Direction: Copy every line of the records below word for word, but leave out the pictures.

Data section:
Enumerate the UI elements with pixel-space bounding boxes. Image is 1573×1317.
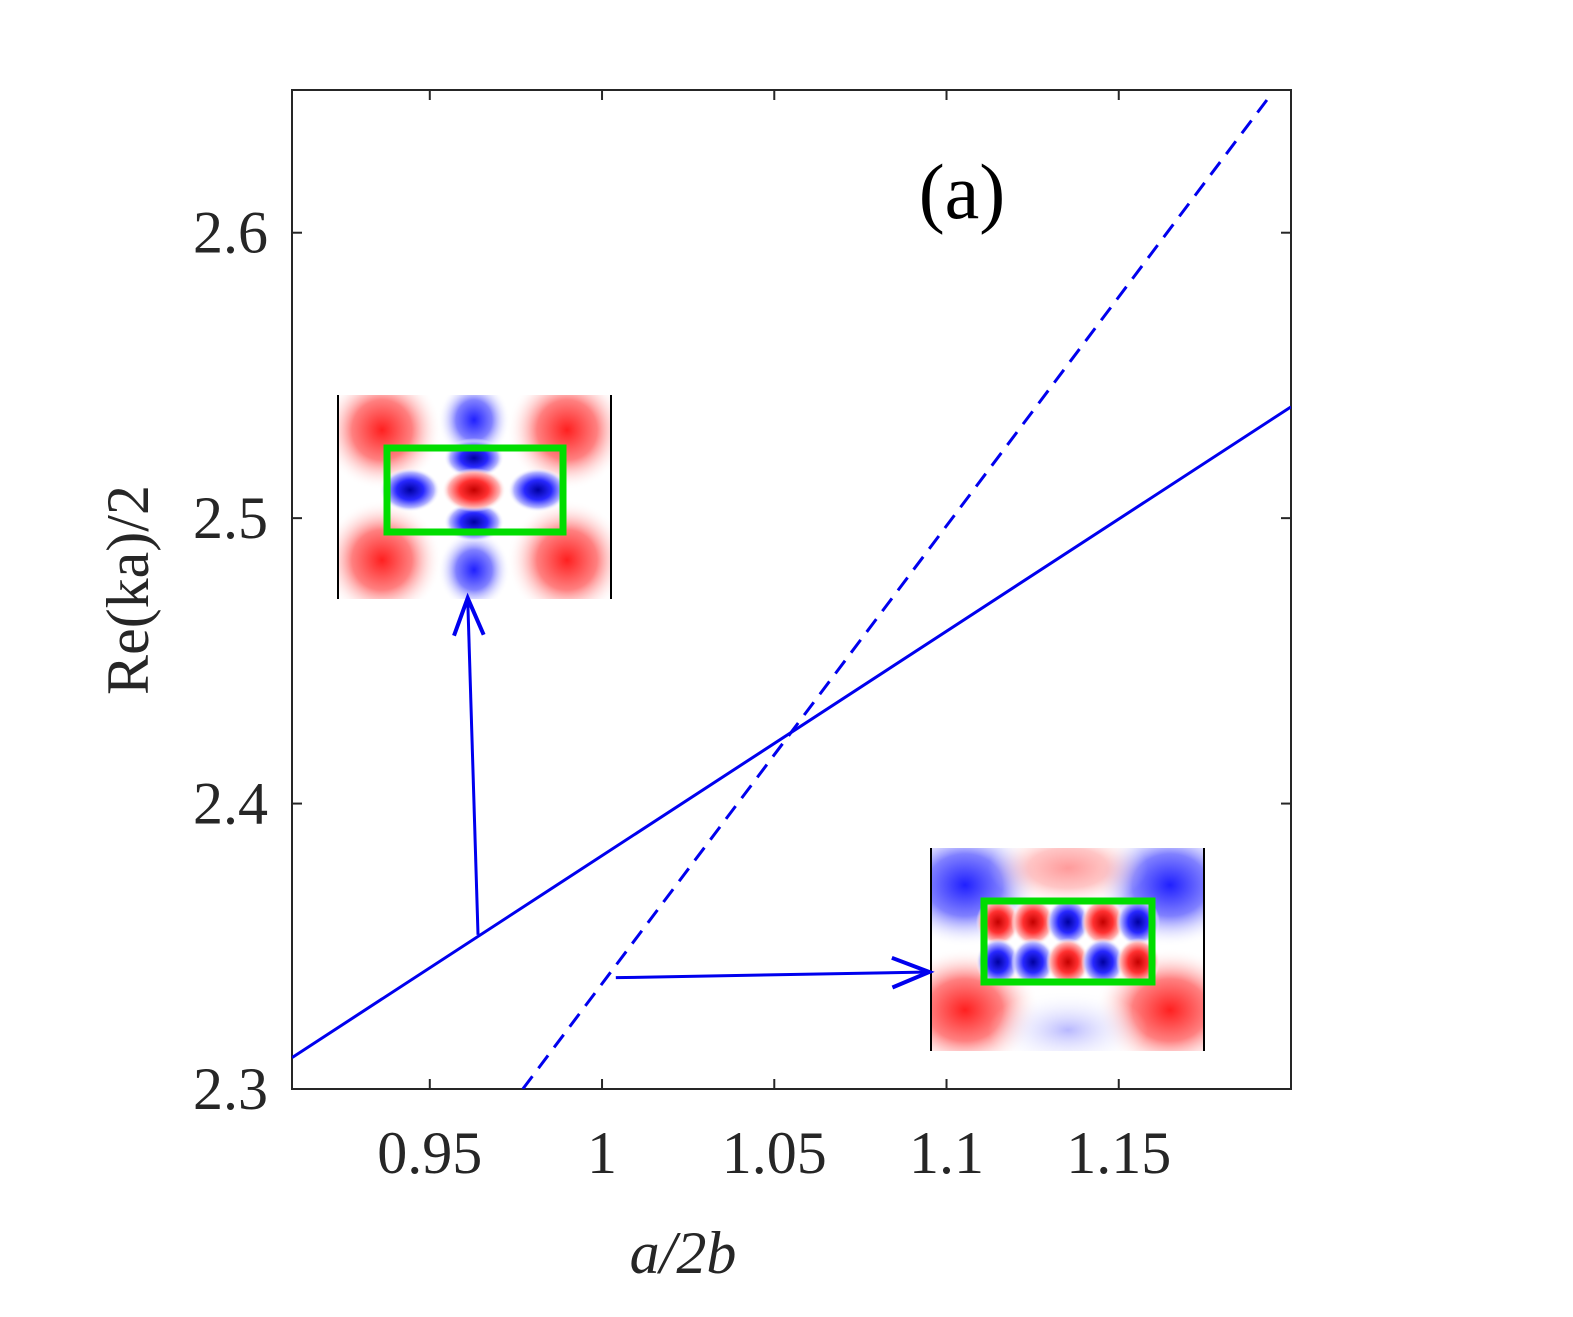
panel-label: (a) [919, 148, 1006, 235]
x-tick-label-0: 0.95 [377, 1120, 482, 1186]
x-tick-label-4: 1.15 [1066, 1120, 1171, 1186]
arrow-to-upper-pattern [452, 592, 486, 935]
x-tick-label-1: 1 [587, 1120, 617, 1186]
y-tick-label-2: 2.5 [193, 485, 268, 551]
mode-pattern-upper [337, 395, 612, 599]
x-tick-label-2: 1.05 [722, 1120, 827, 1186]
arrow-to-lower-pattern [615, 955, 935, 990]
x-tick-label-3: 1.1 [909, 1120, 984, 1186]
y-tick-label-1: 2.4 [193, 771, 268, 837]
x-tick-labels: 0.95 1 1.05 1.1 1.15 [377, 1120, 1171, 1186]
mode-frame-upper [383, 444, 567, 536]
y-axis-title: Re(ka)/2 [95, 485, 161, 695]
y-tick-label-0: 2.3 [193, 1056, 268, 1122]
y-tick-label-3: 2.6 [193, 200, 268, 266]
mode-frame-lower [980, 897, 1156, 986]
y-tick-labels: 2.3 2.4 2.5 2.6 [193, 200, 268, 1122]
axis-ticks [292, 90, 1291, 1090]
x-axis-title: a/2b [630, 1220, 737, 1286]
mode-pattern-lower [930, 848, 1205, 1051]
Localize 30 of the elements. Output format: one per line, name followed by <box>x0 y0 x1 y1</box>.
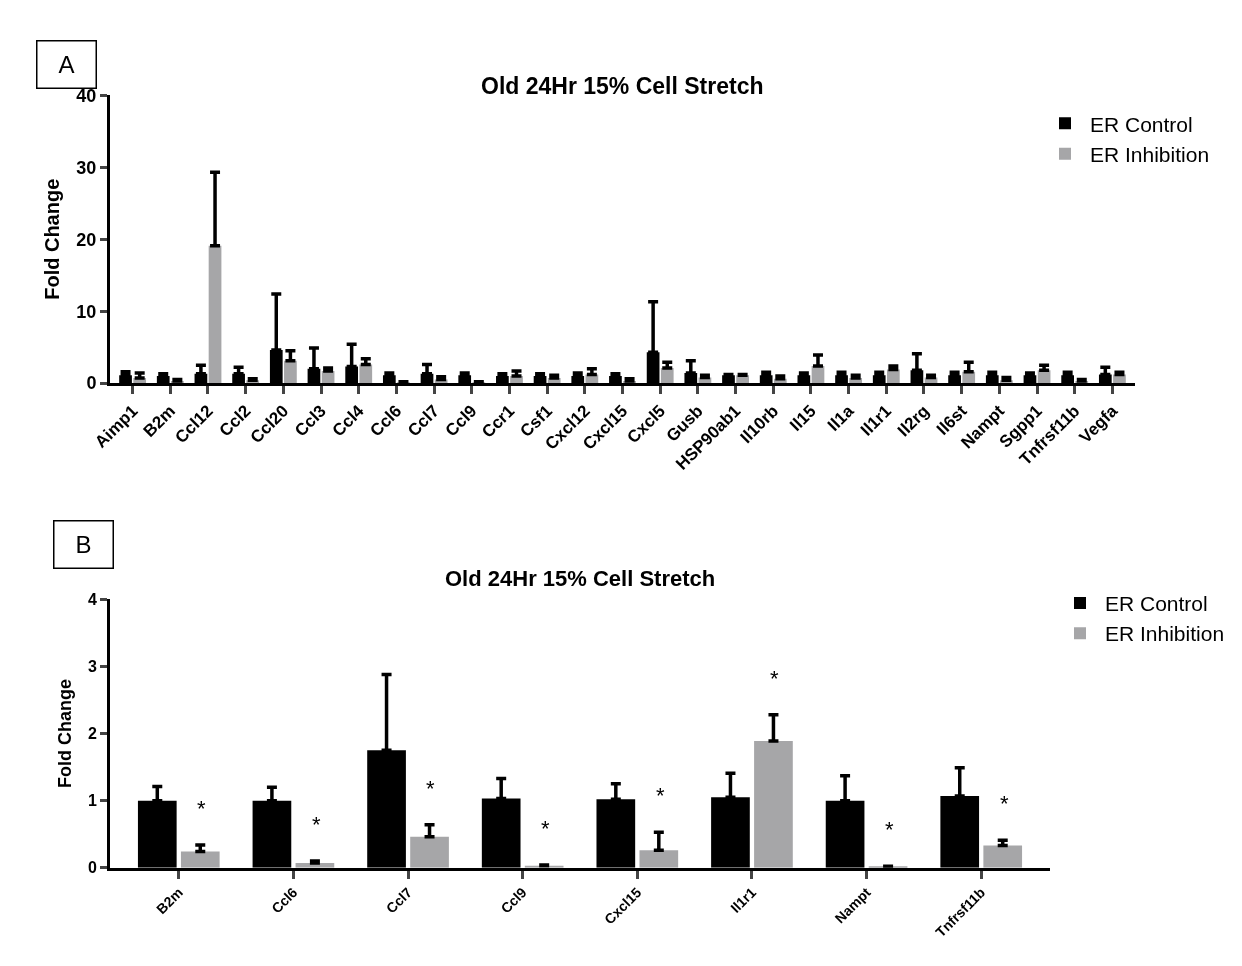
y-tick-label: 40 <box>76 85 97 106</box>
annotation: * <box>656 783 665 808</box>
y-tick-label: 20 <box>76 229 97 250</box>
legend-label: ER Control <box>1105 592 1208 616</box>
chart-title: Old 24Hr 15% Cell Stretch <box>481 73 764 99</box>
y-tick-label: 0 <box>87 859 97 877</box>
y-axis-title: Fold Change <box>55 679 76 789</box>
y-tick-label: 10 <box>76 301 97 322</box>
legend-label: ER Inhibition <box>1105 622 1225 646</box>
annotation: * <box>541 816 550 841</box>
text: A <box>58 51 75 78</box>
x-tick-label: Il1a <box>823 401 858 435</box>
y-tick-label: 4 <box>87 591 97 609</box>
legend-label: ER Inhibition <box>1090 142 1210 166</box>
annotation: * <box>426 776 435 801</box>
text: B <box>75 531 92 558</box>
chart-title: Old 24Hr 15% Cell Stretch <box>445 566 716 591</box>
x-tick-label: Il15 <box>786 401 820 435</box>
y-axis-title: Fold Change <box>40 178 63 300</box>
y-tick-label: 2 <box>87 725 97 743</box>
annotation: * <box>1000 791 1009 816</box>
y-tick-label: 30 <box>76 157 97 178</box>
annotation: * <box>770 666 779 691</box>
annotation: * <box>312 812 321 837</box>
annotation: * <box>197 796 206 821</box>
annotation: * <box>885 817 894 842</box>
y-tick-label: 3 <box>87 658 97 676</box>
y-tick-label: 1 <box>87 792 97 810</box>
y-tick-label: 0 <box>86 373 97 394</box>
legend-label: ER Control <box>1090 112 1193 136</box>
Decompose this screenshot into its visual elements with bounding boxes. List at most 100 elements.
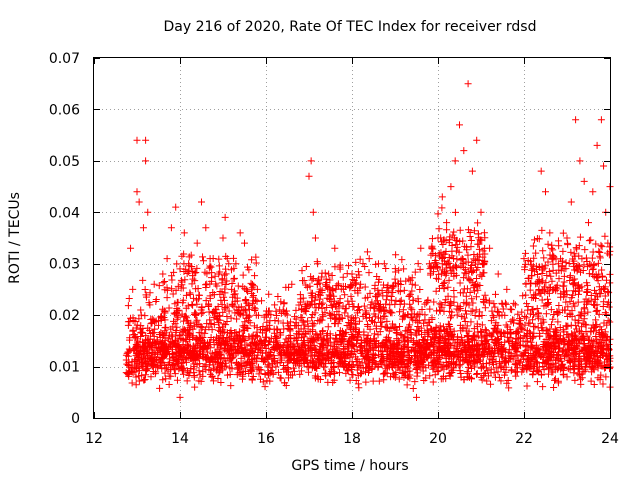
data-point — [411, 281, 419, 289]
data-point — [526, 286, 534, 294]
data-point — [460, 147, 468, 155]
data-point — [215, 255, 223, 263]
data-point — [559, 247, 567, 255]
data-point — [571, 365, 579, 373]
data-point — [375, 377, 383, 385]
data-point — [201, 354, 209, 362]
data-point — [369, 377, 377, 385]
data-point — [582, 254, 590, 262]
data-point — [363, 347, 371, 355]
data-point — [470, 227, 478, 235]
x-tick-label: 24 — [601, 431, 619, 447]
data-point — [199, 253, 207, 261]
data-point — [590, 364, 598, 372]
data-point — [271, 301, 279, 309]
data-point — [460, 376, 468, 384]
data-point — [289, 364, 297, 372]
data-point — [585, 219, 592, 227]
data-point — [559, 336, 567, 344]
data-point — [543, 360, 551, 368]
data-point — [416, 363, 424, 371]
data-point — [129, 285, 137, 293]
data-point — [433, 307, 441, 315]
data-point — [546, 342, 554, 350]
data-point — [383, 363, 391, 371]
data-point — [593, 141, 601, 149]
y-axis-label: ROTI / TECUs — [7, 192, 23, 284]
data-point — [280, 379, 288, 387]
data-point — [403, 361, 411, 369]
data-point — [169, 362, 177, 370]
data-point — [494, 270, 502, 278]
data-point — [335, 369, 343, 377]
data-point — [217, 379, 225, 387]
data-point — [511, 301, 519, 309]
data-point — [587, 236, 595, 244]
data-point — [264, 340, 272, 348]
data-point — [580, 177, 588, 185]
data-point — [133, 136, 141, 144]
data-point — [474, 219, 482, 227]
data-point — [159, 270, 167, 278]
data-point — [431, 329, 439, 337]
data-point — [467, 243, 475, 251]
data-point — [446, 314, 454, 322]
data-point — [443, 219, 451, 227]
data-point — [380, 369, 388, 377]
data-point — [321, 269, 329, 277]
data-point — [451, 208, 459, 216]
data-point — [461, 269, 469, 277]
data-point — [336, 299, 344, 307]
data-point — [529, 323, 537, 331]
data-point — [206, 255, 214, 263]
data-point — [504, 376, 512, 384]
data-point — [468, 167, 476, 175]
data-point — [264, 369, 272, 377]
data-point — [209, 377, 217, 385]
data-point — [436, 322, 444, 330]
data-point — [480, 229, 488, 237]
data-point — [539, 247, 547, 255]
data-point — [279, 362, 287, 370]
data-point — [382, 265, 390, 273]
data-point — [414, 369, 422, 377]
data-point — [429, 365, 437, 373]
data-point — [190, 371, 198, 379]
data-point — [429, 378, 437, 386]
data-point — [592, 332, 600, 340]
data-point — [547, 321, 555, 329]
data-point — [540, 366, 548, 374]
data-point — [307, 352, 315, 360]
data-point — [142, 136, 150, 144]
data-point — [363, 248, 371, 256]
x-tick-label: 16 — [257, 431, 275, 447]
data-point — [568, 330, 576, 338]
data-point — [147, 373, 155, 381]
data-point — [300, 346, 308, 354]
data-point — [205, 366, 213, 374]
data-point — [473, 136, 481, 144]
data-point — [257, 375, 265, 383]
data-point — [353, 337, 361, 345]
data-point — [503, 285, 511, 293]
data-point — [589, 248, 597, 256]
data-point — [539, 344, 547, 352]
data-point — [286, 326, 294, 334]
data-point — [577, 380, 585, 388]
data-point — [438, 193, 446, 201]
data-point — [573, 325, 581, 333]
data-point — [382, 296, 390, 304]
data-point — [458, 255, 466, 263]
data-point — [550, 384, 558, 392]
data-point — [487, 380, 495, 388]
data-point — [443, 226, 451, 234]
data-point — [241, 368, 249, 376]
data-point — [464, 80, 472, 88]
data-point — [171, 340, 179, 348]
chart-title: Day 216 of 2020, Rate Of TEC Index for r… — [164, 19, 537, 35]
data-point — [456, 121, 463, 129]
data-point — [435, 225, 443, 233]
data-point — [221, 213, 229, 221]
data-point — [198, 198, 205, 206]
data-point — [428, 244, 436, 252]
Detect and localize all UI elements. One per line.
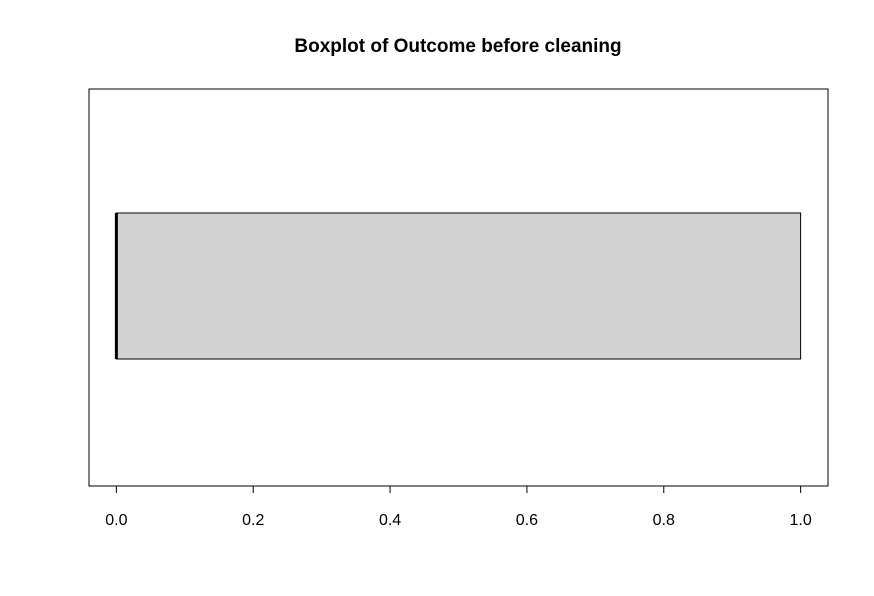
box-layer — [114, 212, 802, 360]
x-tick-label: 0.8 — [653, 512, 675, 529]
x-tick-label: 1.0 — [790, 512, 812, 529]
iqr-box — [115, 212, 802, 360]
x-tick-label: 0.6 — [516, 512, 538, 529]
x-tick-label: 0.0 — [105, 512, 127, 529]
x-axis: 0.0 0.2 0.4 0.6 0.8 1.0 — [105, 485, 812, 529]
x-tick-label: 0.2 — [242, 512, 264, 529]
chart-title: Boxplot of Outcome before cleaning — [294, 36, 621, 57]
x-tick-label: 0.4 — [379, 512, 401, 529]
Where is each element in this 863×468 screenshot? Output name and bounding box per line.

Completed exercise:
Enumerate the UI elements with pixel-space bounding boxes. Image is 1573×1317.
panel-label: (a) [919, 148, 1006, 235]
x-tick-label-0: 0.95 [377, 1120, 482, 1186]
x-tick-label-4: 1.15 [1066, 1120, 1171, 1186]
arrow-to-upper-pattern [452, 592, 486, 935]
x-tick-label-1: 1 [587, 1120, 617, 1186]
y-tick-label-2: 2.5 [193, 485, 268, 551]
mode-pattern-upper [337, 395, 612, 599]
x-tick-label-2: 1.05 [722, 1120, 827, 1186]
arrow-to-lower-pattern [615, 955, 935, 990]
x-tick-label-3: 1.1 [909, 1120, 984, 1186]
y-tick-label-1: 2.4 [193, 771, 268, 837]
x-tick-labels: 0.95 1 1.05 1.1 1.15 [377, 1120, 1171, 1186]
mode-frame-upper [383, 444, 567, 536]
y-axis-title: Re(ka)/2 [95, 485, 161, 695]
y-tick-label-0: 2.3 [193, 1056, 268, 1122]
y-tick-label-3: 2.6 [193, 200, 268, 266]
mode-frame-lower [980, 897, 1156, 986]
y-tick-labels: 2.3 2.4 2.5 2.6 [193, 200, 268, 1122]
axis-ticks [292, 90, 1291, 1090]
x-axis-title: a/2b [630, 1220, 737, 1286]
mode-pattern-lower [930, 848, 1205, 1051]
Localize 30 of the elements. Output format: one per line, name followed by <box>x0 y0 x1 y1</box>.
y-tick-label: 40 <box>76 85 97 106</box>
annotation: * <box>656 783 665 808</box>
y-tick-label: 20 <box>76 229 97 250</box>
legend-label: ER Control <box>1105 592 1208 616</box>
chart-title: Old 24Hr 15% Cell Stretch <box>481 73 764 99</box>
y-tick-label: 0 <box>87 859 97 877</box>
y-axis-title: Fold Change <box>55 679 76 789</box>
y-tick-label: 10 <box>76 301 97 322</box>
legend-label: ER Inhibition <box>1105 622 1225 646</box>
annotation: * <box>541 816 550 841</box>
text: A <box>58 51 75 78</box>
x-tick-label: Il1a <box>823 401 858 435</box>
y-tick-label: 4 <box>87 591 97 609</box>
legend-label: ER Inhibition <box>1090 142 1210 166</box>
annotation: * <box>426 776 435 801</box>
text: B <box>75 531 92 558</box>
chart-title: Old 24Hr 15% Cell Stretch <box>445 566 716 591</box>
x-tick-label: Il15 <box>786 401 820 435</box>
y-axis-title: Fold Change <box>40 178 63 300</box>
y-tick-label: 2 <box>87 725 97 743</box>
annotation: * <box>1000 791 1009 816</box>
y-tick-label: 30 <box>76 157 97 178</box>
annotation: * <box>770 666 779 691</box>
annotation: * <box>312 812 321 837</box>
annotation: * <box>197 796 206 821</box>
annotation: * <box>885 817 894 842</box>
y-tick-label: 3 <box>87 658 97 676</box>
y-tick-label: 1 <box>87 792 97 810</box>
y-tick-label: 0 <box>86 373 97 394</box>
legend-label: ER Control <box>1090 112 1193 136</box>
Decompose this screenshot into its visual elements with bounding boxes. List at most 100 elements.
data-point — [411, 281, 419, 289]
data-point — [526, 286, 534, 294]
data-point — [460, 147, 468, 155]
data-point — [215, 255, 223, 263]
data-point — [559, 247, 567, 255]
data-point — [571, 365, 579, 373]
data-point — [375, 377, 383, 385]
data-point — [201, 354, 209, 362]
data-point — [369, 377, 377, 385]
data-point — [582, 254, 590, 262]
data-point — [363, 347, 371, 355]
data-point — [470, 227, 478, 235]
x-tick-label: 24 — [601, 431, 619, 447]
data-point — [199, 253, 207, 261]
data-point — [590, 364, 598, 372]
data-point — [271, 301, 279, 309]
data-point — [460, 376, 468, 384]
data-point — [289, 364, 297, 372]
data-point — [585, 219, 592, 227]
data-point — [559, 336, 567, 344]
data-point — [543, 360, 551, 368]
data-point — [416, 363, 424, 371]
data-point — [129, 285, 137, 293]
data-point — [433, 307, 441, 315]
data-point — [546, 342, 554, 350]
data-point — [383, 363, 391, 371]
data-point — [593, 141, 601, 149]
y-axis-label: ROTI / TECUs — [7, 192, 23, 284]
data-point — [280, 379, 288, 387]
data-point — [403, 361, 411, 369]
data-point — [169, 362, 177, 370]
data-point — [494, 270, 502, 278]
data-point — [335, 369, 343, 377]
data-point — [217, 379, 225, 387]
data-point — [511, 301, 519, 309]
data-point — [587, 236, 595, 244]
data-point — [264, 340, 272, 348]
data-point — [580, 177, 588, 185]
data-point — [133, 136, 141, 144]
data-point — [474, 219, 482, 227]
data-point — [159, 270, 167, 278]
data-point — [431, 329, 439, 337]
data-point — [467, 243, 475, 251]
data-point — [446, 314, 454, 322]
data-point — [443, 219, 451, 227]
data-point — [380, 369, 388, 377]
data-point — [321, 269, 329, 277]
data-point — [451, 208, 459, 216]
data-point — [461, 269, 469, 277]
data-point — [336, 299, 344, 307]
data-point — [529, 323, 537, 331]
data-point — [206, 255, 214, 263]
data-point — [504, 376, 512, 384]
data-point — [468, 167, 476, 175]
data-point — [264, 369, 272, 377]
data-point — [209, 377, 217, 385]
data-point — [436, 322, 444, 330]
data-point — [480, 229, 488, 237]
data-point — [539, 247, 547, 255]
data-point — [279, 362, 287, 370]
data-point — [382, 265, 390, 273]
data-point — [414, 369, 422, 377]
data-point — [429, 365, 437, 373]
data-point — [190, 371, 198, 379]
data-point — [429, 378, 437, 386]
data-point — [592, 332, 600, 340]
data-point — [547, 321, 555, 329]
data-point — [540, 366, 548, 374]
data-point — [307, 352, 315, 360]
data-point — [142, 136, 150, 144]
data-point — [363, 248, 371, 256]
x-tick-label: 16 — [257, 431, 275, 447]
data-point — [568, 330, 576, 338]
data-point — [147, 373, 155, 381]
data-point — [300, 346, 308, 354]
data-point — [205, 366, 213, 374]
data-point — [473, 136, 481, 144]
data-point — [257, 375, 265, 383]
data-point — [353, 337, 361, 345]
data-point — [503, 285, 511, 293]
data-point — [589, 248, 597, 256]
data-point — [539, 344, 547, 352]
data-point — [286, 326, 294, 334]
data-point — [577, 380, 585, 388]
data-point — [438, 193, 446, 201]
data-point — [573, 325, 581, 333]
data-point — [382, 296, 390, 304]
data-point — [458, 255, 466, 263]
data-point — [550, 384, 558, 392]
data-point — [487, 380, 495, 388]
data-point — [443, 226, 451, 234]
data-point — [241, 368, 249, 376]
data-point — [464, 80, 472, 88]
data-point — [171, 340, 179, 348]
chart-title: Day 216 of 2020, Rate Of TEC Index for r… — [164, 19, 537, 35]
data-point — [456, 121, 463, 129]
data-point — [435, 225, 443, 233]
data-point — [221, 213, 229, 221]
data-point — [198, 198, 205, 206]
data-point — [428, 244, 436, 252]
Detect and localize all UI elements. One per line.
box-layer — [114, 212, 802, 360]
x-tick-label: 0.8 — [653, 512, 675, 529]
x-tick-label: 1.0 — [790, 512, 812, 529]
iqr-box — [115, 212, 802, 360]
x-tick-label: 0.6 — [516, 512, 538, 529]
x-tick-label: 0.0 — [105, 512, 127, 529]
x-axis: 0.0 0.2 0.4 0.6 0.8 1.0 — [105, 485, 812, 529]
x-tick-label: 0.2 — [242, 512, 264, 529]
chart-title: Boxplot of Outcome before cleaning — [294, 36, 621, 57]
x-tick-label: 0.4 — [379, 512, 401, 529]
Where is each element in this 863×468 screenshot? Output name and bounding box per line.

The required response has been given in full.